### Your objective
From the post announcing the blog's redesign, copy the passage between "Hope you like" and "happens without deadlines….", inclusive.

Welcome to the new Daily Cartoonist

Welcome to the blog’s new look. It has been an off and on again project for over a year with several reworks during that time. About a month ago, I settled into this design and made a concerted effort to get it out the door before I got the urge to scrap it and start anew.

What’s new?

You’ll notice the navigation along the top more clearly delineates the major topics and focus of the blog. In addition to my normal reporting on newspaper cartooning, I’ll be expanding my coverage to include magazine cartooning, animation, web comics and international cartooning stories. The decision to expand the scope hasn’t been easy. I’ve enjoyed the small community that a niche blog like this has created, but such a small niche can’t produce the necessary traffic needed to make more than tip jar money.

Which brings me to the second major change. I’ve created more dedicated real estate for advertising and sponsorships.

I’ve added a “store” where you can buy products through Amazon. Each purchase generates me a referrer’s fee.

I’ve also made it easier for you to subscribe to the RSS feed. Each section has it’s own RSS feed, so if you’re only into editorial cartooning and could care less about all the other topics, then subscribe to the editorial cartooning section and visit it independently of the rest of the site.

Another change is one that was requested from Milt Priggee. I’ve numbered the comments so that if we get more drawn out discussions that span days, it will be easier to pick up where you left it the day before.

Hope you like the new skin. I’d love to get your feedback in the comments below.

Thanks for your continued support.

UPDATE: Mike Lynch not only gave my redesign a plug on his blog, but a cartoon as well.

© Mike Lynch

Thanks Mike!

51 thoughts on “Welcome to the new Daily Cartoonist

  1. Very clean and more usable — exactly what a redesign should be. Funny that you had to give yourself a deadline to keep from reworking it. Just goes to prove that nothing happens without deadlines….

  2. I like the ease of navigation and the basic layout, but the site looks a little “hard,” kinda “static.” I would like to see some spot illustration or “cartoons” to soften it up a bit. It is about cartoons and cartoonists afterall. Maybe you could get some of us to contribute some small spot toons. I certainly would. Jus sayin’

  3. Alan,
    One more suggestion – make your header logo “hot” on each page to take you back to the homepage. Common practice in today’s website design.

  4. Great re-design and thank you for providing such a great free service. It is much appreciated.

  5. Looking good Alan. I do like Ed’s suggestion of actually publishing a cartoon on the site. Perhaps a rotating line up of participating and contributing cartoonists. I must echo the previous sentiments of others, thanks so much for such an interesting site. And to everyone who contributes here, thanks for making this such a great online community to be a part of.

  6. Great redesign. Aesthetically, easier on the eye and very professional.

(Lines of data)

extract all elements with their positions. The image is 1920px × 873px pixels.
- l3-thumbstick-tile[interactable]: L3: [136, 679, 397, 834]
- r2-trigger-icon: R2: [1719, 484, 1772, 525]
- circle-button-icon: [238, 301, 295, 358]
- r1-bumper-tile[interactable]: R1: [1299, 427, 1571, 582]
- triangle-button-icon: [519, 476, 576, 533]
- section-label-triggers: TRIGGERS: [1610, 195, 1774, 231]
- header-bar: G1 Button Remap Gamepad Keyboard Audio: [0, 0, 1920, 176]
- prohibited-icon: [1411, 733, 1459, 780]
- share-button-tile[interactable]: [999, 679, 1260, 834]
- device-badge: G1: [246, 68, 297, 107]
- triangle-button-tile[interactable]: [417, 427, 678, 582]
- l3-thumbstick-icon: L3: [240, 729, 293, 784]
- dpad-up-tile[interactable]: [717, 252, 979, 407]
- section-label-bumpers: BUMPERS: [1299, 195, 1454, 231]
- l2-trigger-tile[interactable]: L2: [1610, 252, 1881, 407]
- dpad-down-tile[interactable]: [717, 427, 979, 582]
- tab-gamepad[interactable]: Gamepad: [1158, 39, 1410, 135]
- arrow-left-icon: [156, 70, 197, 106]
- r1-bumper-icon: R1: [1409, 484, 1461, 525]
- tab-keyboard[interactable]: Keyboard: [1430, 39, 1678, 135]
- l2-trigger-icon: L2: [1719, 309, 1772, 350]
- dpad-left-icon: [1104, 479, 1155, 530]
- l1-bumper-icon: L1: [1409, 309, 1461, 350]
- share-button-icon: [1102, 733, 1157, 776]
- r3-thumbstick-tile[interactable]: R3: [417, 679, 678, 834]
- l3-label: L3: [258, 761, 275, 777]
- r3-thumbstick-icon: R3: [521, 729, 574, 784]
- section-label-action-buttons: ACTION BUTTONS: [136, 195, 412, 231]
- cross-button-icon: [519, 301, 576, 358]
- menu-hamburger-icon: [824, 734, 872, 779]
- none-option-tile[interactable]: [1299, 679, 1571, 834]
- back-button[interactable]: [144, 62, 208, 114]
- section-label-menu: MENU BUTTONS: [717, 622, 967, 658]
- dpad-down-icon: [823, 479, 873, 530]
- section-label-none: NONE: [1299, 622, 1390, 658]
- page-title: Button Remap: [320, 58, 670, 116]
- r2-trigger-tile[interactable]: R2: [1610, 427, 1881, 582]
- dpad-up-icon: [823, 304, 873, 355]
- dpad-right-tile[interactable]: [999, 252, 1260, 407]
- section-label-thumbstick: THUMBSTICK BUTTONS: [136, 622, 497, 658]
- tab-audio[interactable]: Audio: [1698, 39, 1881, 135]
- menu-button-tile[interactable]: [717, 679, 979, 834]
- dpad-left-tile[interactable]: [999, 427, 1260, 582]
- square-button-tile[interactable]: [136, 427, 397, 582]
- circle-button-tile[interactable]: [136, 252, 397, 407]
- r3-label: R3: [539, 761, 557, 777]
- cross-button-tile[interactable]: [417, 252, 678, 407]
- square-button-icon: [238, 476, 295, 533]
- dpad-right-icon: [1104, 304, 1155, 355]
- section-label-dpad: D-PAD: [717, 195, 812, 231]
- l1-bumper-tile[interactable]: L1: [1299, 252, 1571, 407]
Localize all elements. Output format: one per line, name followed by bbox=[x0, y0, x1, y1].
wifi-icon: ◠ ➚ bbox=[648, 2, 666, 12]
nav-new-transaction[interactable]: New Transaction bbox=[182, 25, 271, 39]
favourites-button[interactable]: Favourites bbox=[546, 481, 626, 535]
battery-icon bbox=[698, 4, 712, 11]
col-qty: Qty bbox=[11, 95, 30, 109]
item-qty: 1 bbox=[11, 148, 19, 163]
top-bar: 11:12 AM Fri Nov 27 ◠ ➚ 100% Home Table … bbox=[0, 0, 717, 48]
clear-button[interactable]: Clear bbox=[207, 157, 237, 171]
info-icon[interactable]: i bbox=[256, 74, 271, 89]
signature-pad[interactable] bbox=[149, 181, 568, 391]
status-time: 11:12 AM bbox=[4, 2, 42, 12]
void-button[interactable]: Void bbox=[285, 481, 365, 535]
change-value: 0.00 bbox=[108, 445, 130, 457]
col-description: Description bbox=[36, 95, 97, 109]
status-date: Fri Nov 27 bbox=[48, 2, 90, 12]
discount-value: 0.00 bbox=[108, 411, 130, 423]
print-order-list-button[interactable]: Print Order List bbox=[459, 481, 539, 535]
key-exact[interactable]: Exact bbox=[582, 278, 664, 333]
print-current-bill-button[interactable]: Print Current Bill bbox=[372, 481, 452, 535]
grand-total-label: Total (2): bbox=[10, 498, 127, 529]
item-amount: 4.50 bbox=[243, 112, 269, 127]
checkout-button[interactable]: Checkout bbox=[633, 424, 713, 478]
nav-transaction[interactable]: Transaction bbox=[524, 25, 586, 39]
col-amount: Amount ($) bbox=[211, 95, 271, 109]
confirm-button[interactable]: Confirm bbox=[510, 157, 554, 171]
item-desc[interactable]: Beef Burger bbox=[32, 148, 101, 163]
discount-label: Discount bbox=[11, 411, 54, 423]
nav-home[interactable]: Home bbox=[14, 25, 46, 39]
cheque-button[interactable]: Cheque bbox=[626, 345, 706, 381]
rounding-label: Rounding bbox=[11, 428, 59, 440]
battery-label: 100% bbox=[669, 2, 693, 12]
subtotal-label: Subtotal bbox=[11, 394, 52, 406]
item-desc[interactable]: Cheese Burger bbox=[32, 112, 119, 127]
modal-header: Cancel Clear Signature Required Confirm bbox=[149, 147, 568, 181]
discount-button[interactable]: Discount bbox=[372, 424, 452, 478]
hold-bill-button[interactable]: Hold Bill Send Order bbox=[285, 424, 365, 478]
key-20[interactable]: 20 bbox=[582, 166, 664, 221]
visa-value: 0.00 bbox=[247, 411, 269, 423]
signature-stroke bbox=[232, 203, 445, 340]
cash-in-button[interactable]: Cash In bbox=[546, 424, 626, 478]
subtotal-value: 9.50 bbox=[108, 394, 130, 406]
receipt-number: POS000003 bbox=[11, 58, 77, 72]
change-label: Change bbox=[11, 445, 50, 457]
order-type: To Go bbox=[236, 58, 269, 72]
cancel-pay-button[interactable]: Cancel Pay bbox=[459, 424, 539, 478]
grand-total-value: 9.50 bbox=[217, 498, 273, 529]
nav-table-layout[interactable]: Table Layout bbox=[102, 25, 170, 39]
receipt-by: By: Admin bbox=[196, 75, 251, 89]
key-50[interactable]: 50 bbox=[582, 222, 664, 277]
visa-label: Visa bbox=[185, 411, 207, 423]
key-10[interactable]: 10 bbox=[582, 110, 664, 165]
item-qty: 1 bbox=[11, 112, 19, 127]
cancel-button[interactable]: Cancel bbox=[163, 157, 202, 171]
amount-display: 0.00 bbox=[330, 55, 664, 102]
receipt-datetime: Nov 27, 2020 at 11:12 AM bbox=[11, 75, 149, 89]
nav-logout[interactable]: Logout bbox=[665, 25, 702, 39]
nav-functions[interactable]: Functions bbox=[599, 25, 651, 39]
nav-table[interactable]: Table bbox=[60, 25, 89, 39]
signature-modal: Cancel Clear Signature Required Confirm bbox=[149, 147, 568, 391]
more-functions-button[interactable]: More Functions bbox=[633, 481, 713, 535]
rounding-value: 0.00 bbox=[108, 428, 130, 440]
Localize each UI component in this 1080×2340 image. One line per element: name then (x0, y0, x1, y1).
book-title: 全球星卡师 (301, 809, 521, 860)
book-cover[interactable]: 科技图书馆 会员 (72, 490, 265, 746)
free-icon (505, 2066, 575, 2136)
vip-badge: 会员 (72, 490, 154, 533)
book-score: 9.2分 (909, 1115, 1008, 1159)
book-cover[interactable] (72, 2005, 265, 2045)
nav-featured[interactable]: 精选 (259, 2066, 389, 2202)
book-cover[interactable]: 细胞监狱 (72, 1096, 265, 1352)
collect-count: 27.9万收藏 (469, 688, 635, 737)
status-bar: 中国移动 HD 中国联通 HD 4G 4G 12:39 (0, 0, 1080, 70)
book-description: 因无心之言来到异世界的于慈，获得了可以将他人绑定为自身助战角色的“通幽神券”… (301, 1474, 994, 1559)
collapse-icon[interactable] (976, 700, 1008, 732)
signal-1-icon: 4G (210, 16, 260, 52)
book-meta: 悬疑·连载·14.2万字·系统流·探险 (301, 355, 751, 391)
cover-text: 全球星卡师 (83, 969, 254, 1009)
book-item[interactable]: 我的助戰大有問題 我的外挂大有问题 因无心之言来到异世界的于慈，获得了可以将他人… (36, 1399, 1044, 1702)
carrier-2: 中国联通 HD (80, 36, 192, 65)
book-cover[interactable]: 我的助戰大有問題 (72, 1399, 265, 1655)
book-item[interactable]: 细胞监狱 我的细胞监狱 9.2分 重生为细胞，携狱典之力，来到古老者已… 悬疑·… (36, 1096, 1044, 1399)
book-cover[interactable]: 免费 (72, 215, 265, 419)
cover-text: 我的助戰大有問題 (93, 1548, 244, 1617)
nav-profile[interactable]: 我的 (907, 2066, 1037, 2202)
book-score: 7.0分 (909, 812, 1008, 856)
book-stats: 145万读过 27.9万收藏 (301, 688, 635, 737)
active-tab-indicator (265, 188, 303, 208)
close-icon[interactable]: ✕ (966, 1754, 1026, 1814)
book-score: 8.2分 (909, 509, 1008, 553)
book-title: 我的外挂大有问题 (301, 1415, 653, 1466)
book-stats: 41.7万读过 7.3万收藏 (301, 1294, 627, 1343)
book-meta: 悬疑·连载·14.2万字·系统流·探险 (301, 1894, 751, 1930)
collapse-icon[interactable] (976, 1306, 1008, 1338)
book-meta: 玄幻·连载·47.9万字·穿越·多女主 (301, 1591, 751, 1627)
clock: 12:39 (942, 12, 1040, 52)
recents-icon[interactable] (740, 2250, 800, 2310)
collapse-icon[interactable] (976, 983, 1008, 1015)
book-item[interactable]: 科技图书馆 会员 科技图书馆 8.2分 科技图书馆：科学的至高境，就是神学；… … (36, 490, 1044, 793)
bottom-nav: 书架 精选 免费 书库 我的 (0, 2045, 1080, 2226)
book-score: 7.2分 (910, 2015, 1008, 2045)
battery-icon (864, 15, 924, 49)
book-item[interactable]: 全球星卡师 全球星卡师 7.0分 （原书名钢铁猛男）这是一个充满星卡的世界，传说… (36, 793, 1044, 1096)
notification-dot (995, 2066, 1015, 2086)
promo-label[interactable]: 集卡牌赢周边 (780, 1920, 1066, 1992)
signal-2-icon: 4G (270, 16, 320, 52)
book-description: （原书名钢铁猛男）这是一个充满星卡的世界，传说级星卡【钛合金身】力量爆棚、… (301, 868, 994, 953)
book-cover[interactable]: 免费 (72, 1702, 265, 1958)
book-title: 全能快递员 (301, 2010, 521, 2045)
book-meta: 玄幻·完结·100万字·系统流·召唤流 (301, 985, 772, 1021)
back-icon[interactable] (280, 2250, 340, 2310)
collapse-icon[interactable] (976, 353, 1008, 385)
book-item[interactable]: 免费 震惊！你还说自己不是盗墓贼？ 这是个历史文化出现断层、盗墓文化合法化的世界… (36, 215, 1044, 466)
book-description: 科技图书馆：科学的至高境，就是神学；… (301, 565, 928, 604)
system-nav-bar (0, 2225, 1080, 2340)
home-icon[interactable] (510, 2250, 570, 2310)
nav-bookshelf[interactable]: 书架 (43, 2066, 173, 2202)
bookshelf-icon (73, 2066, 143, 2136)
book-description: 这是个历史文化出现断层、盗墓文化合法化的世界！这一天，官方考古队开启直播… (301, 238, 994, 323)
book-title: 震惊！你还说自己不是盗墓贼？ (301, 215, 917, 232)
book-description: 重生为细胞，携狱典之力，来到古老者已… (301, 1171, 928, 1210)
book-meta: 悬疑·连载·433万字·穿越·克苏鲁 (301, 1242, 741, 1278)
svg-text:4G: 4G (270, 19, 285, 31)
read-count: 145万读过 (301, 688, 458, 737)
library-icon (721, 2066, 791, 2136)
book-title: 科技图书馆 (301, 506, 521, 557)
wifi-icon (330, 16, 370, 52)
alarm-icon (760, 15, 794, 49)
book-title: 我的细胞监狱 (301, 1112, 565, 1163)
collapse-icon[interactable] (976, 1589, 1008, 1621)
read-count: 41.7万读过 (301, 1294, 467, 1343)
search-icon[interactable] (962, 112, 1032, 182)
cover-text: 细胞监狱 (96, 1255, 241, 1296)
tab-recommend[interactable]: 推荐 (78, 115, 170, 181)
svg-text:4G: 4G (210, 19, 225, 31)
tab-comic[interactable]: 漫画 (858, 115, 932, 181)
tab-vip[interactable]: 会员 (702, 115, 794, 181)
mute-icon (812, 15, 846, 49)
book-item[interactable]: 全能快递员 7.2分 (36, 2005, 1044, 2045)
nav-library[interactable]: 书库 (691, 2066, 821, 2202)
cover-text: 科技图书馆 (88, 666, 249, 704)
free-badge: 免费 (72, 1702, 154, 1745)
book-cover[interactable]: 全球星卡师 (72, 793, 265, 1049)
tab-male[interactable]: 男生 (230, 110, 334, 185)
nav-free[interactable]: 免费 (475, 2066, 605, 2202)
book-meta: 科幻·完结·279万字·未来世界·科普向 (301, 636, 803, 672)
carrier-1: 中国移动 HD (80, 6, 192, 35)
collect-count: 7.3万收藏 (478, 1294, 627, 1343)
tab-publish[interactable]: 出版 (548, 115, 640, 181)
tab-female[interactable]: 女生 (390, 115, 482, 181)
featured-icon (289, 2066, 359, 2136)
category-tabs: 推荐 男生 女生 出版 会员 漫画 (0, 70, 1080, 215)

### Final result
Hope you like the new skin. I’d love to get your feedback in the comments below.

Thanks for your continued support.

UPDATE: Mike Lynch not only gave my redesign a plug on his blog, but a cartoon as well.

© Mike Lynch

Thanks Mike!

51 thoughts on “Welcome to the new Daily Cartoonist

  1. Very clean and more usable — exactly what a redesign should be. Funny that you had to give yourself a deadline to keep from reworking it. Just goes to prove that nothing happens without deadlines….